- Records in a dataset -
-- begin --
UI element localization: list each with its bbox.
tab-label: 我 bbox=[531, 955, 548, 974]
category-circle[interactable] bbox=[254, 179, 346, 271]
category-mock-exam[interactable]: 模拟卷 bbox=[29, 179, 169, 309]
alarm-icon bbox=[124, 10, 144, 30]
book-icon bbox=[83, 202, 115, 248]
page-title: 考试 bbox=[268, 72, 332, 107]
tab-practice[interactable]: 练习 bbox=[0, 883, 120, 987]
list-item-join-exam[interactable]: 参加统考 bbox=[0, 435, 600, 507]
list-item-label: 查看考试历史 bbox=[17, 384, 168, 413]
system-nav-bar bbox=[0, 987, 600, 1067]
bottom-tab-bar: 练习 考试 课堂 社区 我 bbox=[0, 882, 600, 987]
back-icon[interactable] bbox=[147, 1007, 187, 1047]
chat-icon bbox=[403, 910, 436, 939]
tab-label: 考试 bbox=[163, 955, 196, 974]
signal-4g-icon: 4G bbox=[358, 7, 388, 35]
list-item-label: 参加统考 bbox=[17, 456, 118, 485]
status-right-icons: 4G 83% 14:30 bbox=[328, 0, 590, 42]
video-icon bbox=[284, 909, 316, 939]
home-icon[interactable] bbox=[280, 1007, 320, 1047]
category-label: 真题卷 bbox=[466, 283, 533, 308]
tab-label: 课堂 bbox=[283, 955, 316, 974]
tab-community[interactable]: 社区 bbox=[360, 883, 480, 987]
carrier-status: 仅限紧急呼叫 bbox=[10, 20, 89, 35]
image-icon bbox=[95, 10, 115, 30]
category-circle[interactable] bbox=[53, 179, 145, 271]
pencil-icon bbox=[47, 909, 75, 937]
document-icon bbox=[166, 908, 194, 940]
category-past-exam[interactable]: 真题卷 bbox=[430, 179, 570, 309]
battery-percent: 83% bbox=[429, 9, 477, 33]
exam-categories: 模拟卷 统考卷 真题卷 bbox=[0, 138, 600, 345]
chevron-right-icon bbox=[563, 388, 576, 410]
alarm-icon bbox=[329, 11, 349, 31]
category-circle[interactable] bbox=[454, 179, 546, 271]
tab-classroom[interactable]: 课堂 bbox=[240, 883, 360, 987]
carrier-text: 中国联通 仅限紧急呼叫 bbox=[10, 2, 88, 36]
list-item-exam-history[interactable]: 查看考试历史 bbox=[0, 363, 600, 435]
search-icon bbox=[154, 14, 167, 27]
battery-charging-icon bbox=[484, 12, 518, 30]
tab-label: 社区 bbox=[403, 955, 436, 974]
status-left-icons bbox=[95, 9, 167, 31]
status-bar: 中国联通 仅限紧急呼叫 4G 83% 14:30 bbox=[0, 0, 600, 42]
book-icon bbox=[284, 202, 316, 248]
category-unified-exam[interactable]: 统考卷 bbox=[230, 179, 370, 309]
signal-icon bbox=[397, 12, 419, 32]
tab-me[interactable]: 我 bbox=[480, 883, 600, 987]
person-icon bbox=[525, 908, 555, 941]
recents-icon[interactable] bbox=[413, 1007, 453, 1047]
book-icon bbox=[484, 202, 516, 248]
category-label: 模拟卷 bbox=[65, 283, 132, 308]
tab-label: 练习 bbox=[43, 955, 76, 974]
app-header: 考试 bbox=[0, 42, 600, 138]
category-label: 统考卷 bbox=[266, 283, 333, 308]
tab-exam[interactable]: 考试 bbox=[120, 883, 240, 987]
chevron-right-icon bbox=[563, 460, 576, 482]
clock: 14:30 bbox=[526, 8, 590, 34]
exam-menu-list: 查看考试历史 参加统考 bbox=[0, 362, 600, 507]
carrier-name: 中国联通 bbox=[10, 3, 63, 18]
-- end --
- Task objective -
Copy every line of the material above without changing anything.

- Output for this task -
UI element localization: list each with its bbox.
tab-label: 我 bbox=[531, 955, 548, 974]
category-circle[interactable] bbox=[254, 179, 346, 271]
category-mock-exam[interactable]: 模拟卷 bbox=[29, 179, 169, 309]
alarm-icon bbox=[124, 10, 144, 30]
book-icon bbox=[83, 202, 115, 248]
page-title: 考试 bbox=[268, 72, 332, 107]
tab-practice[interactable]: 练习 bbox=[0, 883, 120, 987]
list-item-join-exam[interactable]: 参加统考 bbox=[0, 435, 600, 507]
list-item-label: 查看考试历史 bbox=[17, 384, 168, 413]
system-nav-bar bbox=[0, 987, 600, 1067]
bottom-tab-bar: 练习 考试 课堂 社区 我 bbox=[0, 882, 600, 987]
back-icon[interactable] bbox=[147, 1007, 187, 1047]
chat-icon bbox=[403, 910, 436, 939]
tab-label: 考试 bbox=[163, 955, 196, 974]
signal-4g-icon: 4G bbox=[358, 7, 388, 35]
list-item-label: 参加统考 bbox=[17, 456, 118, 485]
status-right-icons: 4G 83% 14:30 bbox=[328, 0, 590, 42]
video-icon bbox=[284, 909, 316, 939]
home-icon[interactable] bbox=[280, 1007, 320, 1047]
category-label: 真题卷 bbox=[466, 283, 533, 308]
tab-label: 课堂 bbox=[283, 955, 316, 974]
tab-community[interactable]: 社区 bbox=[360, 883, 480, 987]
carrier-status: 仅限紧急呼叫 bbox=[10, 20, 89, 35]
image-icon bbox=[95, 10, 115, 30]
category-circle[interactable] bbox=[53, 179, 145, 271]
pencil-icon bbox=[47, 909, 75, 937]
document-icon bbox=[166, 908, 194, 940]
category-past-exam[interactable]: 真题卷 bbox=[430, 179, 570, 309]
battery-percent: 83% bbox=[429, 9, 477, 33]
exam-categories: 模拟卷 统考卷 真题卷 bbox=[0, 138, 600, 345]
chevron-right-icon bbox=[563, 388, 576, 410]
alarm-icon bbox=[329, 11, 349, 31]
category-circle[interactable] bbox=[454, 179, 546, 271]
tab-classroom[interactable]: 课堂 bbox=[240, 883, 360, 987]
carrier-text: 中国联通 仅限紧急呼叫 bbox=[10, 2, 88, 36]
list-item-exam-history[interactable]: 查看考试历史 bbox=[0, 363, 600, 435]
search-icon bbox=[154, 14, 167, 27]
battery-charging-icon bbox=[484, 12, 518, 30]
tab-label: 社区 bbox=[403, 955, 436, 974]
status-left-icons bbox=[95, 9, 167, 31]
status-bar: 中国联通 仅限紧急呼叫 4G 83% 14:30 bbox=[0, 0, 600, 42]
book-icon bbox=[284, 202, 316, 248]
category-unified-exam[interactable]: 统考卷 bbox=[230, 179, 370, 309]
signal-icon bbox=[397, 12, 419, 32]
tab-me[interactable]: 我 bbox=[480, 883, 600, 987]
person-icon bbox=[525, 908, 555, 941]
recents-icon[interactable] bbox=[413, 1007, 453, 1047]
book-icon bbox=[484, 202, 516, 248]
category-label: 模拟卷 bbox=[65, 283, 132, 308]
tab-label: 练习 bbox=[43, 955, 76, 974]
app-header: 考试 bbox=[0, 42, 600, 138]
category-label: 统考卷 bbox=[266, 283, 333, 308]
tab-exam[interactable]: 考试 bbox=[120, 883, 240, 987]
chevron-right-icon bbox=[563, 460, 576, 482]
clock: 14:30 bbox=[526, 8, 590, 34]
exam-menu-list: 查看考试历史 参加统考 bbox=[0, 362, 600, 507]
carrier-name: 中国联通 bbox=[10, 3, 63, 18]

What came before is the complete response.